§ **Selection**:
Abstract
This article utilises the experiences of Italy and Ireland to highlight how political failures to combat intergenerational housing inequalities have contributed to the rapid disaffection of huge segments of the population. In this context, this article identifies three inconvenient truths that Europe’s centrist political parties need to face before real progress can occur. First, all property markets are national and are driven by a complex set of historical, social and economic norms. The EU cannot directly impact these domestic markets. Second, home ownership can only succeed in a diversified-tenure model. To protect home ownership as a viable pathway for middle-class families, Europe’s centre–right must also deliver on social and affordable housing. Third, widening the tax base (and reducing the burden of income taxes on working people) should be a core centre–right principle. The centre–right has to confront its most inconvenient truth—the fact that its most important voter group (older and retired people, who mostly live mortgage free) needs to contribute towards ensuring a more sustainable economic model for their children.
Introduction
House prices increased by 48% in the EU between 2015 and 2023 (European Parliament 2025). Prices more than doubled during the same period in countries as diverse as Portugal (106%), Czechia (112%), Lithuania (114%) and Hungary (172%). In addition, ‘from 2013 to 2023, rents skyrocketed 50% to 100% in many major cities, such as Lisbon, Dublin, Budapest, Berlin and Luxembourg’ (Lefort 2025). Housing affordability has declined significantly across Europe since 2010, particularly for single-person households (Langen 2025).
Yet, rising prices and rents tell only half the story. Recent data also clearly highlight that increases in household income—in particular after-tax disposable income—are significantly lagging behind the growth in house prices. For example, an approximate 45% rise in gross disposable income between 2010 and 2023 nearly matches house price growth (48%) across the same period. However, when adjusted for inflation, the real increase in household disposable income has not exceeded 3% per annum since at least 2003, with real declines evident in 2022 and 2023 (Eurostat 2024). The sad reality is that housing affordability continues to decline for those seeking to enter the housing market for the first time.

§ **Problem requirements**:
Copy out the housing article in full, word for word, including its headings.

§ **Data extract**:
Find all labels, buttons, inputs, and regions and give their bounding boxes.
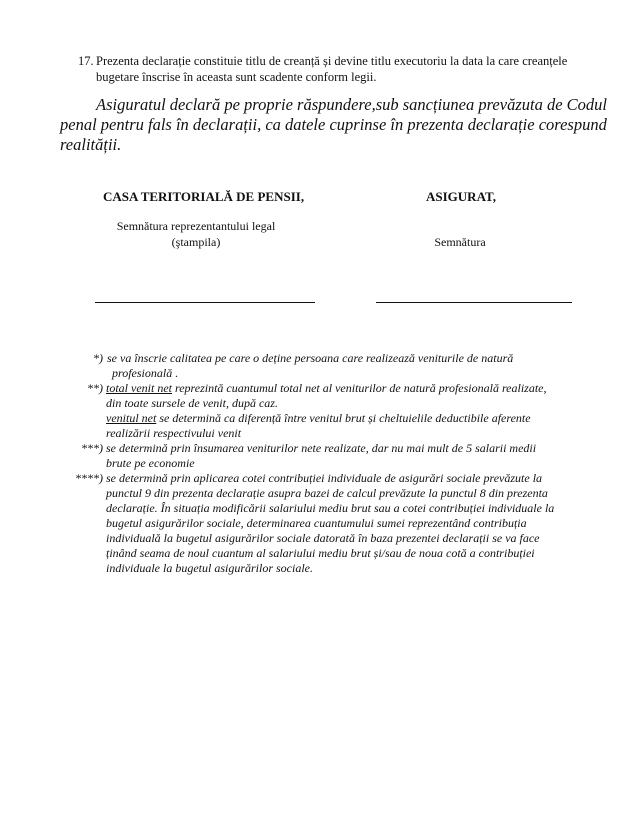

§ **Correct result**:
Abstract
This article utilises the experiences of Italy and Ireland to highlight how political failures to combat intergenerational housing inequalities have contributed to the rapid disaffection of huge segments of the population. In this context, this article identifies three inconvenient truths that Europe’s centrist political parties need to face before real progress can occur. First, all property markets are national and are driven by a complex set of historical, social and economic norms. The EU cannot directly impact these domestic markets. Second, home ownership can only succeed in a diversified-tenure model. To protect home ownership as a viable pathway for middle-class families, Europe’s centre–right must also deliver on social and affordable housing. Third, widening the tax base (and reducing the burden of income taxes on working people) should be a core centre–right principle. The centre–right has to confront its most inconvenient truth—the fact that its most important voter group (older and retired people, who mostly live mortgage free) needs to contribute towards ensuring a more sustainable economic model for their children.
Introduction
House prices increased by 48% in the EU between 2015 and 2023 (European Parliament 2025). Prices more than doubled during the same period in countries as diverse as Portugal (106%), Czechia (112%), Lithuania (114%) and Hungary (172%). In addition, ‘from 2013 to 2023, rents skyrocketed 50% to 100% in many major cities, such as Lisbon, Dublin, Budapest, Berlin and Luxembourg’ (Lefort 2025). Housing affordability has declined significantly across Europe since 2010, particularly for single-person households (Langen 2025).
Yet, rising prices and rents tell only half the story. Recent data also clearly highlight that increases in household income—in particular after-tax disposable income—are significantly lagging behind the growth in house prices. For example, an approximate 45% rise in gross disposable income between 2010 and 2023 nearly matches house price growth (48%) across the same period. However, when adjusted for inflation, the real increase in household disposable income has not exceeded 3% per annum since at least 2003, with real declines evident in 2022 and 2023 (Eurostat 2024). The sad reality is that housing affordability continues to decline for those seeking to enter the housing market for the first time.